--- START ---

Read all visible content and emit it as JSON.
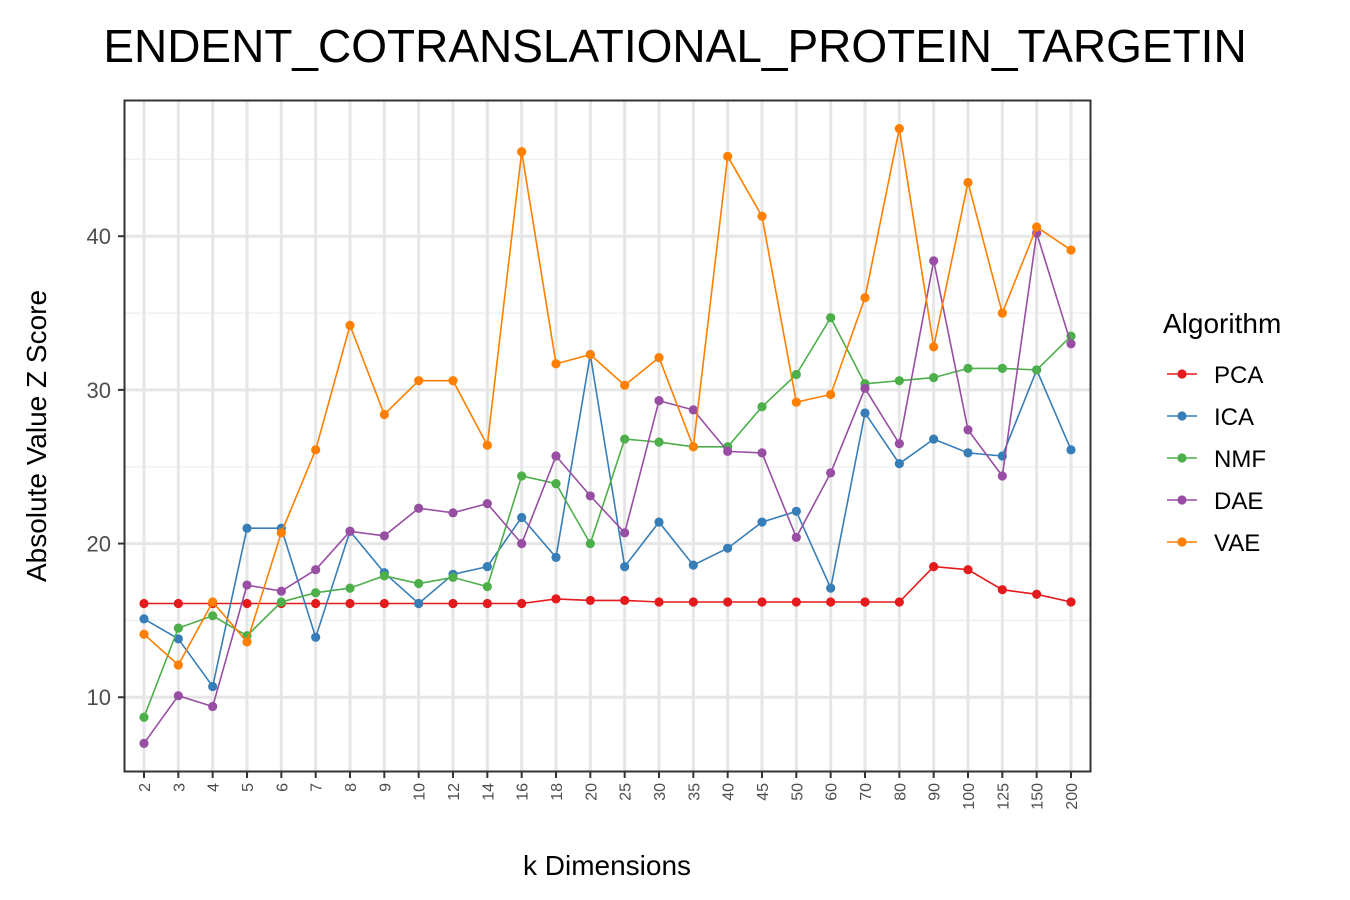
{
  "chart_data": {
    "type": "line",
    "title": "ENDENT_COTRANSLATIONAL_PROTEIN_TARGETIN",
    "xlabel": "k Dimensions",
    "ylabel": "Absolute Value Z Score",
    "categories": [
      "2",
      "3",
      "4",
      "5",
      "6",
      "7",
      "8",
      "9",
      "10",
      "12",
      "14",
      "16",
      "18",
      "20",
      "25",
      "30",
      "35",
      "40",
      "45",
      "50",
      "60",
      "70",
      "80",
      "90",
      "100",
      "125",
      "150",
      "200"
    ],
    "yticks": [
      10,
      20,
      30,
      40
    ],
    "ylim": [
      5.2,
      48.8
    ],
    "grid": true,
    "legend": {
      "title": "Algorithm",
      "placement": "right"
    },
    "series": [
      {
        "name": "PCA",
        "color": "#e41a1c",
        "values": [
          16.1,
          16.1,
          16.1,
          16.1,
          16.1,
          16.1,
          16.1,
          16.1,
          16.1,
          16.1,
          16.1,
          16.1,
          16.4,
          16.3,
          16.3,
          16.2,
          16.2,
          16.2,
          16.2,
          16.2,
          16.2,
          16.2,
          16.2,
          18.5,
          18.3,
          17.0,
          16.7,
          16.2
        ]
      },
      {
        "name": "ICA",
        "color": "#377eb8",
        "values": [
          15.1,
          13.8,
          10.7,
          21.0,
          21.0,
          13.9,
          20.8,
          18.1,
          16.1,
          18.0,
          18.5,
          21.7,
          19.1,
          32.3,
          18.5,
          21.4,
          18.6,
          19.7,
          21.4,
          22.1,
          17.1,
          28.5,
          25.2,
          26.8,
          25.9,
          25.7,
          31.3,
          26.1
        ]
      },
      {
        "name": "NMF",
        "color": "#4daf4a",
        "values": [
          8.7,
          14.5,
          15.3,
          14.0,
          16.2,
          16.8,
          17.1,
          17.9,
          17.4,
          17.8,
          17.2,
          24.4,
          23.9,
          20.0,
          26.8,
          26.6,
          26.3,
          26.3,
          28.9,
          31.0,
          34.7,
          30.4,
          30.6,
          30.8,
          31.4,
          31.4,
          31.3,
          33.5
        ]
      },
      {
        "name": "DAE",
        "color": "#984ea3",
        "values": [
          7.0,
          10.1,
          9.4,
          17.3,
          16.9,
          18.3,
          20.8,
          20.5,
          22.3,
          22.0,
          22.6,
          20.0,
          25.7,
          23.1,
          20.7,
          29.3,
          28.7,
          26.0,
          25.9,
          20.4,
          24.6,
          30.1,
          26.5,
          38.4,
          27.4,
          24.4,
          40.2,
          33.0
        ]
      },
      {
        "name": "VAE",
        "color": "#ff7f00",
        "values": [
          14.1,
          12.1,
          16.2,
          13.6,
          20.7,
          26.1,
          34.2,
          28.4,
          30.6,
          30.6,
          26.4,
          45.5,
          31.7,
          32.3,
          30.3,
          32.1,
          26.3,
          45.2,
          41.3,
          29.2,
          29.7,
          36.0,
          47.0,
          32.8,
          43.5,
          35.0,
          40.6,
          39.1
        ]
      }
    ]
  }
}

--- END ---

WORK ORDER. Give the data back exactly, omitting all pictures.

YOUR RESPONSE.
Read all visible content and emit it as JSON.
{
  "chart_data": {
    "type": "line",
    "title": "ENDENT_COTRANSLATIONAL_PROTEIN_TARGETIN",
    "xlabel": "k Dimensions",
    "ylabel": "Absolute Value Z Score",
    "categories": [
      "2",
      "3",
      "4",
      "5",
      "6",
      "7",
      "8",
      "9",
      "10",
      "12",
      "14",
      "16",
      "18",
      "20",
      "25",
      "30",
      "35",
      "40",
      "45",
      "50",
      "60",
      "70",
      "80",
      "90",
      "100",
      "125",
      "150",
      "200"
    ],
    "yticks": [
      10,
      20,
      30,
      40
    ],
    "ylim": [
      5.2,
      48.8
    ],
    "grid": true,
    "legend": {
      "title": "Algorithm",
      "placement": "right"
    },
    "series": [
      {
        "name": "PCA",
        "color": "#e41a1c",
        "values": [
          16.1,
          16.1,
          16.1,
          16.1,
          16.1,
          16.1,
          16.1,
          16.1,
          16.1,
          16.1,
          16.1,
          16.1,
          16.4,
          16.3,
          16.3,
          16.2,
          16.2,
          16.2,
          16.2,
          16.2,
          16.2,
          16.2,
          16.2,
          18.5,
          18.3,
          17.0,
          16.7,
          16.2
        ]
      },
      {
        "name": "ICA",
        "color": "#377eb8",
        "values": [
          15.1,
          13.8,
          10.7,
          21.0,
          21.0,
          13.9,
          20.8,
          18.1,
          16.1,
          18.0,
          18.5,
          21.7,
          19.1,
          32.3,
          18.5,
          21.4,
          18.6,
          19.7,
          21.4,
          22.1,
          17.1,
          28.5,
          25.2,
          26.8,
          25.9,
          25.7,
          31.3,
          26.1
        ]
      },
      {
        "name": "NMF",
        "color": "#4daf4a",
        "values": [
          8.7,
          14.5,
          15.3,
          14.0,
          16.2,
          16.8,
          17.1,
          17.9,
          17.4,
          17.8,
          17.2,
          24.4,
          23.9,
          20.0,
          26.8,
          26.6,
          26.3,
          26.3,
          28.9,
          31.0,
          34.7,
          30.4,
          30.6,
          30.8,
          31.4,
          31.4,
          31.3,
          33.5
        ]
      },
      {
        "name": "DAE",
        "color": "#984ea3",
        "values": [
          7.0,
          10.1,
          9.4,
          17.3,
          16.9,
          18.3,
          20.8,
          20.5,
          22.3,
          22.0,
          22.6,
          20.0,
          25.7,
          23.1,
          20.7,
          29.3,
          28.7,
          26.0,
          25.9,
          20.4,
          24.6,
          30.1,
          26.5,
          38.4,
          27.4,
          24.4,
          40.2,
          33.0
        ]
      },
      {
        "name": "VAE",
        "color": "#ff7f00",
        "values": [
          14.1,
          12.1,
          16.2,
          13.6,
          20.7,
          26.1,
          34.2,
          28.4,
          30.6,
          30.6,
          26.4,
          45.5,
          31.7,
          32.3,
          30.3,
          32.1,
          26.3,
          45.2,
          41.3,
          29.2,
          29.7,
          36.0,
          47.0,
          32.8,
          43.5,
          35.0,
          40.6,
          39.1
        ]
      }
    ]
  }
}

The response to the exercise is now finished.